• [Prompt] The records underneath are to be repeated exactly, with the pictures left out.

○ ○ ○

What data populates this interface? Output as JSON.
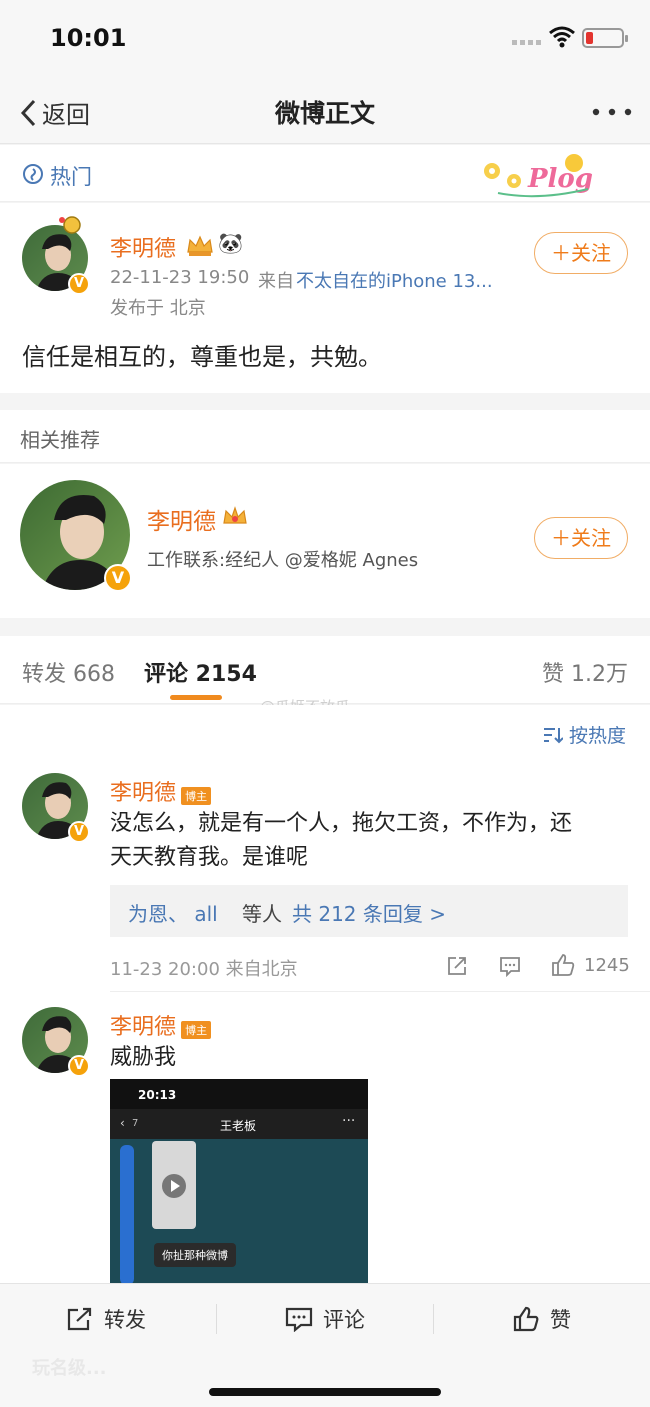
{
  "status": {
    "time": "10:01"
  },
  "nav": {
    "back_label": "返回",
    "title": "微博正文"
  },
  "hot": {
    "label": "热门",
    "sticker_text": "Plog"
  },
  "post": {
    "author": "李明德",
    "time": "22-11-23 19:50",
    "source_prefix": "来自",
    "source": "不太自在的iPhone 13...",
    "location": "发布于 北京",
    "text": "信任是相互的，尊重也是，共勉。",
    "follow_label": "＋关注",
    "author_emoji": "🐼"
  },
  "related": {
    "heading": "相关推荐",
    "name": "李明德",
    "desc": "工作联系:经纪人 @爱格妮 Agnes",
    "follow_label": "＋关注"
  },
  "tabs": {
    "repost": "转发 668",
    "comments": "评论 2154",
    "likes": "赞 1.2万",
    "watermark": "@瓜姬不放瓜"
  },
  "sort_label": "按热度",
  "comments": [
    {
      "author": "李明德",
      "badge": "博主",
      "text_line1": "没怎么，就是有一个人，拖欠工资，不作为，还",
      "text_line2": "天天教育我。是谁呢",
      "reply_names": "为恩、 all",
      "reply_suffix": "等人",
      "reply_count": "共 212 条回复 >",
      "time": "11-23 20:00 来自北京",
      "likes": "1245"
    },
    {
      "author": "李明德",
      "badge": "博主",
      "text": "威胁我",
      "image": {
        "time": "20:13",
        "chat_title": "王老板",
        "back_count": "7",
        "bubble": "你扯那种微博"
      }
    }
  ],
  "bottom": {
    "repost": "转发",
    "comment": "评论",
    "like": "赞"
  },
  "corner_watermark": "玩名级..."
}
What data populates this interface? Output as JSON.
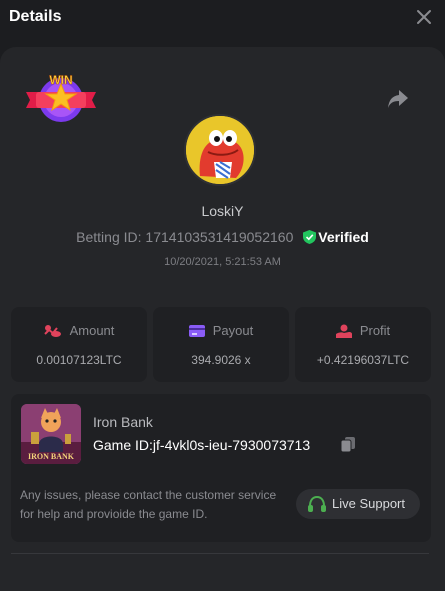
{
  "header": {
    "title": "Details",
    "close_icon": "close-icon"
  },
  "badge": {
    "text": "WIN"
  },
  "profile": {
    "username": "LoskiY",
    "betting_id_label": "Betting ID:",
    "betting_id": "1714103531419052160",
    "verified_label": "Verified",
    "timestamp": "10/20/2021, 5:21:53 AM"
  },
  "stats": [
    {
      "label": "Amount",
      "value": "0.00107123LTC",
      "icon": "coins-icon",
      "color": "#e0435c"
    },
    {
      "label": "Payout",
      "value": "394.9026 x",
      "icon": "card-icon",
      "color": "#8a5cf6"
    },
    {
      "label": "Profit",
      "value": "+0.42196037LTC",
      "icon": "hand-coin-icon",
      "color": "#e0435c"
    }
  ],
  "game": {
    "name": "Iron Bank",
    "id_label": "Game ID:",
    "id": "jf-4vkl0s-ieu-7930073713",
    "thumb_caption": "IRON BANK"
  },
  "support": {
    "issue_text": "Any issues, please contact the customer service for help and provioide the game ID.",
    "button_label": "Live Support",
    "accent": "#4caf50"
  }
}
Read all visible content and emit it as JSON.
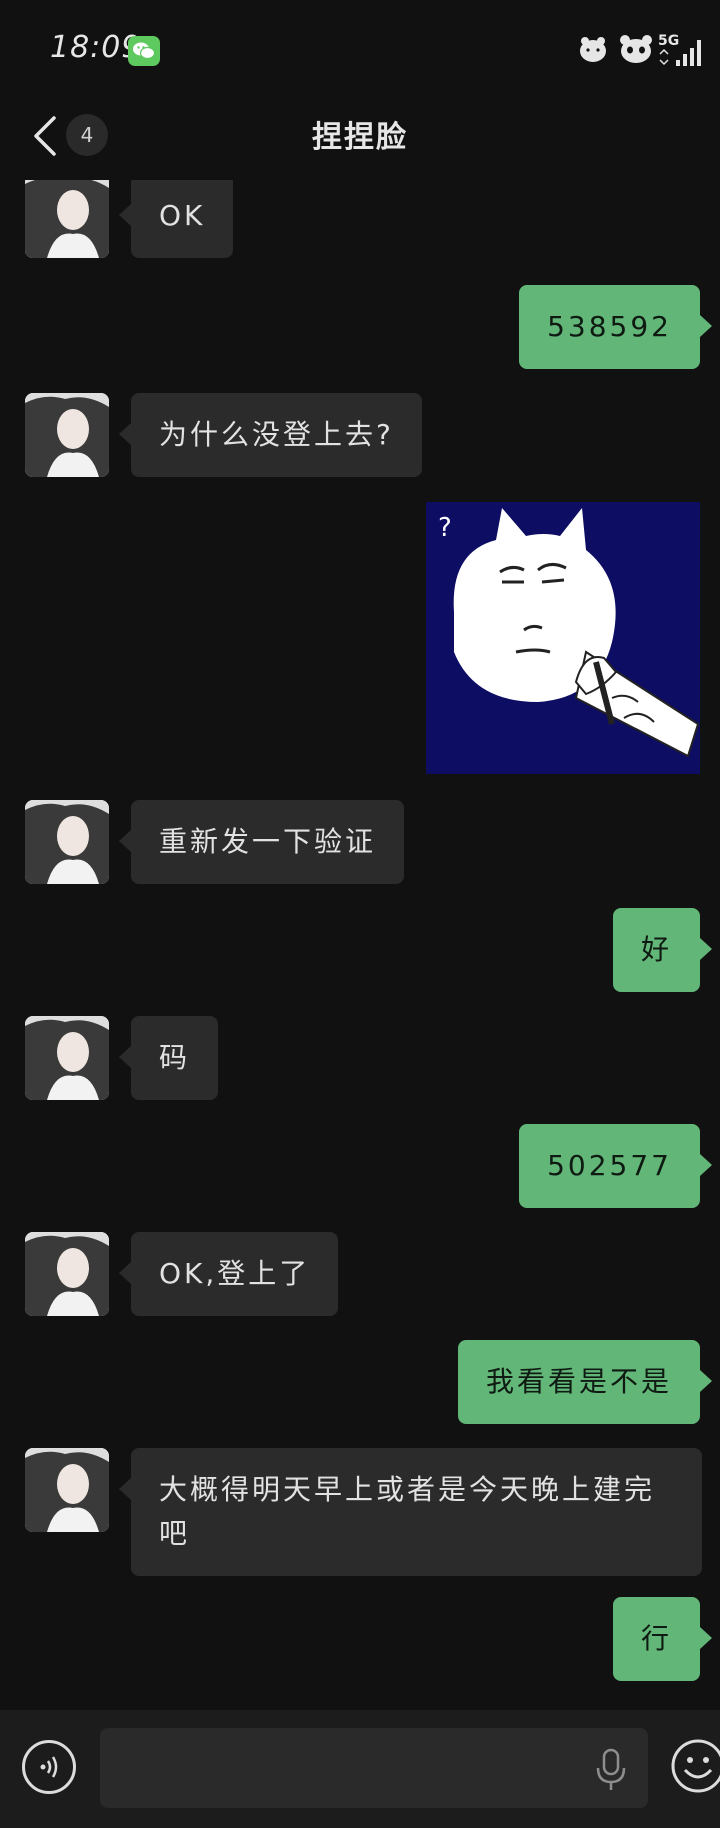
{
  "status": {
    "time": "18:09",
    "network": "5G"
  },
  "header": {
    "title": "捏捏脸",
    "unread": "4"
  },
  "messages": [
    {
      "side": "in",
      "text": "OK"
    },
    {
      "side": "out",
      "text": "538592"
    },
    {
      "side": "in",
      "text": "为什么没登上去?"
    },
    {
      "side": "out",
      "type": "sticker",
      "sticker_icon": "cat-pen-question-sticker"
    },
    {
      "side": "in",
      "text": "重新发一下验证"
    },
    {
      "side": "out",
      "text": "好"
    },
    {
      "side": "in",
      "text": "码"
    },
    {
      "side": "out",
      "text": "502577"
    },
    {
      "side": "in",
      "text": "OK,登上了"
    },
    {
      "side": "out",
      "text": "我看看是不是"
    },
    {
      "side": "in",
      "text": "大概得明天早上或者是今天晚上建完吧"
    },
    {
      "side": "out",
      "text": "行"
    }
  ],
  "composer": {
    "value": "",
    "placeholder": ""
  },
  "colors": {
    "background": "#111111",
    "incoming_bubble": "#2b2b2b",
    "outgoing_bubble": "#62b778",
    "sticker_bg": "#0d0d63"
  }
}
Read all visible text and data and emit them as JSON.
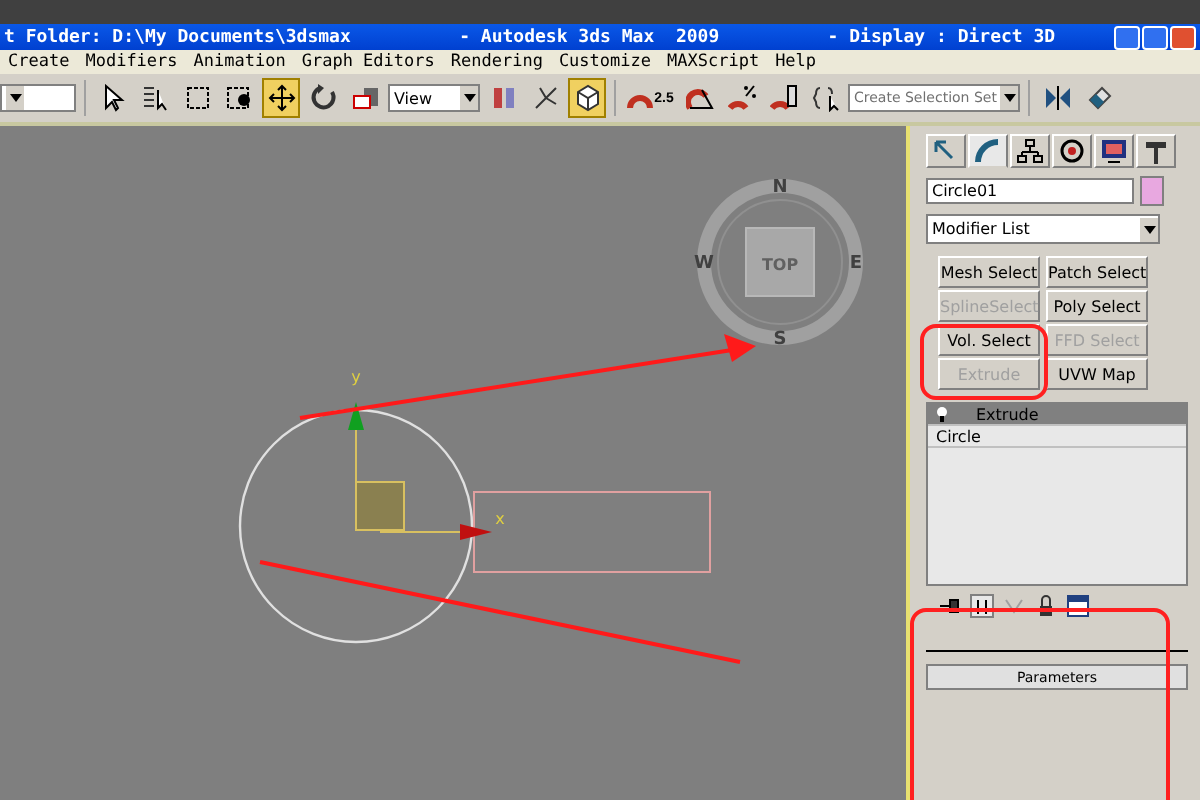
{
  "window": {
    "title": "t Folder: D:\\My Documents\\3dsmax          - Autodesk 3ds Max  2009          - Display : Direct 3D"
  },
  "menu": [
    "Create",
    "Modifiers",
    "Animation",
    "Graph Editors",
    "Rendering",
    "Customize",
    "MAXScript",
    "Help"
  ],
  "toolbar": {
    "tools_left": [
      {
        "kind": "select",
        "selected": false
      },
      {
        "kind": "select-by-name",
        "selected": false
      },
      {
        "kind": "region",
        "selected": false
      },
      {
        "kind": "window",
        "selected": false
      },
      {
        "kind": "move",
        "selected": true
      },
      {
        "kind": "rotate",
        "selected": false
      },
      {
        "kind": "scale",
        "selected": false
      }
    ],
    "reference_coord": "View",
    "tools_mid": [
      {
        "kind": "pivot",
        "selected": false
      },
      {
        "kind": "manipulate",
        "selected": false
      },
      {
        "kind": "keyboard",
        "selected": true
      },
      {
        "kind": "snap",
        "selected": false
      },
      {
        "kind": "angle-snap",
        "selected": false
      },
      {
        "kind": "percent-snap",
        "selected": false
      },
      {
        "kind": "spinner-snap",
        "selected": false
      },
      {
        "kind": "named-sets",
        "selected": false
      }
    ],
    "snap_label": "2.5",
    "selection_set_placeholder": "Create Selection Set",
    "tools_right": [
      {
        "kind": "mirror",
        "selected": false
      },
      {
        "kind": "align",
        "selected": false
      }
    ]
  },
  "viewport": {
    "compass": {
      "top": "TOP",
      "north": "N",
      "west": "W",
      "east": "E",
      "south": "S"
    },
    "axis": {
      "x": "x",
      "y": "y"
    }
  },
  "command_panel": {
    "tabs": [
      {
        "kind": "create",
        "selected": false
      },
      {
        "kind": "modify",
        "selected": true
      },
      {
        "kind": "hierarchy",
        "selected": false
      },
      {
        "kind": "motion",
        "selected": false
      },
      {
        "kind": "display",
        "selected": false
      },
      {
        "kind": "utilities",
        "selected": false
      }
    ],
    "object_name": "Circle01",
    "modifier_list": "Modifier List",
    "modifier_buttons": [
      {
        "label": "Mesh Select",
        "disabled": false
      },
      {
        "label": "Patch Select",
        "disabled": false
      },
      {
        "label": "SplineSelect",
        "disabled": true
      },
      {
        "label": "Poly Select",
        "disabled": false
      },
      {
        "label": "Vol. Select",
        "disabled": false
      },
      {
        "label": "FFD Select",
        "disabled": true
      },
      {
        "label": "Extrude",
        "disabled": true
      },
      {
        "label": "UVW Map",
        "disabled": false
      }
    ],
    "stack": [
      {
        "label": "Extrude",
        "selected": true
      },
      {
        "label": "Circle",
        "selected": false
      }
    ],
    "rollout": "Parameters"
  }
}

○ ○ ○

• [Result of this task]
What data populates this interface? Output as JSON.
{
  "status": {
    "time": "10:01"
  },
  "nav": {
    "back_label": "返回",
    "title": "微博正文"
  },
  "hot": {
    "label": "热门",
    "sticker_text": "Plog"
  },
  "post": {
    "author": "李明德",
    "time": "22-11-23 19:50",
    "source_prefix": "来自",
    "source": "不太自在的iPhone 13...",
    "location": "发布于 北京",
    "text": "信任是相互的，尊重也是，共勉。",
    "follow_label": "＋关注",
    "author_emoji": "🐼"
  },
  "related": {
    "heading": "相关推荐",
    "name": "李明德",
    "desc": "工作联系:经纪人 @爱格妮 Agnes",
    "follow_label": "＋关注"
  },
  "tabs": {
    "repost": "转发 668",
    "comments": "评论 2154",
    "likes": "赞 1.2万",
    "watermark": "@瓜姬不放瓜"
  },
  "sort_label": "按热度",
  "comments": [
    {
      "author": "李明德",
      "badge": "博主",
      "text_line1": "没怎么，就是有一个人，拖欠工资，不作为，还",
      "text_line2": "天天教育我。是谁呢",
      "reply_names": "为恩、 all",
      "reply_suffix": "等人",
      "reply_count": "共 212 条回复 >",
      "time": "11-23 20:00 来自北京",
      "likes": "1245"
    },
    {
      "author": "李明德",
      "badge": "博主",
      "text": "威胁我",
      "image": {
        "time": "20:13",
        "chat_title": "王老板",
        "back_count": "7",
        "bubble": "你扯那种微博"
      }
    }
  ],
  "bottom": {
    "repost": "转发",
    "comment": "评论",
    "like": "赞"
  },
  "corner_watermark": "玩名级..."
}
What data populates this interface? Output as JSON.
{
  "header": {
    "title": "Details",
    "close_icon": "close-icon"
  },
  "badge": {
    "text": "WIN"
  },
  "profile": {
    "username": "LoskiY",
    "betting_id_label": "Betting ID:",
    "betting_id": "1714103531419052160",
    "verified_label": "Verified",
    "timestamp": "10/20/2021, 5:21:53 AM"
  },
  "stats": [
    {
      "label": "Amount",
      "value": "0.00107123LTC",
      "icon": "coins-icon",
      "color": "#e0435c"
    },
    {
      "label": "Payout",
      "value": "394.9026 x",
      "icon": "card-icon",
      "color": "#8a5cf6"
    },
    {
      "label": "Profit",
      "value": "+0.42196037LTC",
      "icon": "hand-coin-icon",
      "color": "#e0435c"
    }
  ],
  "game": {
    "name": "Iron Bank",
    "id_label": "Game ID:",
    "id": "jf-4vkl0s-ieu-7930073713",
    "thumb_caption": "IRON BANK"
  },
  "support": {
    "issue_text": "Any issues, please contact the customer service for help and provioide the game ID.",
    "button_label": "Live Support",
    "accent": "#4caf50"
  }
}
Read all visible content and emit it as JSON.
{
  "status": {
    "time": "18:09",
    "network": "5G"
  },
  "header": {
    "title": "捏捏脸",
    "unread": "4"
  },
  "messages": [
    {
      "side": "in",
      "text": "OK"
    },
    {
      "side": "out",
      "text": "538592"
    },
    {
      "side": "in",
      "text": "为什么没登上去?"
    },
    {
      "side": "out",
      "type": "sticker",
      "sticker_icon": "cat-pen-question-sticker"
    },
    {
      "side": "in",
      "text": "重新发一下验证"
    },
    {
      "side": "out",
      "text": "好"
    },
    {
      "side": "in",
      "text": "码"
    },
    {
      "side": "out",
      "text": "502577"
    },
    {
      "side": "in",
      "text": "OK,登上了"
    },
    {
      "side": "out",
      "text": "我看看是不是"
    },
    {
      "side": "in",
      "text": "大概得明天早上或者是今天晚上建完吧"
    },
    {
      "side": "out",
      "text": "行"
    }
  ],
  "composer": {
    "value": "",
    "placeholder": ""
  },
  "colors": {
    "background": "#111111",
    "incoming_bubble": "#2b2b2b",
    "outgoing_bubble": "#62b778",
    "sticker_bg": "#0d0d63"
  }
}
Read all visible text and data and emit them as JSON.
{
  "window": {
    "title": "t Folder: D:\\My Documents\\3dsmax          - Autodesk 3ds Max  2009          - Display : Direct 3D"
  },
  "menu": [
    "Create",
    "Modifiers",
    "Animation",
    "Graph Editors",
    "Rendering",
    "Customize",
    "MAXScript",
    "Help"
  ],
  "toolbar": {
    "tools_left": [
      {
        "kind": "select",
        "selected": false
      },
      {
        "kind": "select-by-name",
        "selected": false
      },
      {
        "kind": "region",
        "selected": false
      },
      {
        "kind": "window",
        "selected": false
      },
      {
        "kind": "move",
        "selected": true
      },
      {
        "kind": "rotate",
        "selected": false
      },
      {
        "kind": "scale",
        "selected": false
      }
    ],
    "reference_coord": "View",
    "tools_mid": [
      {
        "kind": "pivot",
        "selected": false
      },
      {
        "kind": "manipulate",
        "selected": false
      },
      {
        "kind": "keyboard",
        "selected": true
      },
      {
        "kind": "snap",
        "selected": false
      },
      {
        "kind": "angle-snap",
        "selected": false
      },
      {
        "kind": "percent-snap",
        "selected": false
      },
      {
        "kind": "spinner-snap",
        "selected": false
      },
      {
        "kind": "named-sets",
        "selected": false
      }
    ],
    "snap_label": "2.5",
    "selection_set_placeholder": "Create Selection Set",
    "tools_right": [
      {
        "kind": "mirror",
        "selected": false
      },
      {
        "kind": "align",
        "selected": false
      }
    ]
  },
  "viewport": {
    "compass": {
      "top": "TOP",
      "north": "N",
      "west": "W",
      "east": "E",
      "south": "S"
    },
    "axis": {
      "x": "x",
      "y": "y"
    }
  },
  "command_panel": {
    "tabs": [
      {
        "kind": "create",
        "selected": false
      },
      {
        "kind": "modify",
        "selected": true
      },
      {
        "kind": "hierarchy",
        "selected": false
      },
      {
        "kind": "motion",
        "selected": false
      },
      {
        "kind": "display",
        "selected": false
      },
      {
        "kind": "utilities",
        "selected": false
      }
    ],
    "object_name": "Circle01",
    "modifier_list": "Modifier List",
    "modifier_buttons": [
      {
        "label": "Mesh Select",
        "disabled": false
      },
      {
        "label": "Patch Select",
        "disabled": false
      },
      {
        "label": "SplineSelect",
        "disabled": true
      },
      {
        "label": "Poly Select",
        "disabled": false
      },
      {
        "label": "Vol. Select",
        "disabled": false
      },
      {
        "label": "FFD Select",
        "disabled": true
      },
      {
        "label": "Extrude",
        "disabled": true
      },
      {
        "label": "UVW Map",
        "disabled": false
      }
    ],
    "stack": [
      {
        "label": "Extrude",
        "selected": true
      },
      {
        "label": "Circle",
        "selected": false
      }
    ],
    "rollout": "Parameters"
  }
}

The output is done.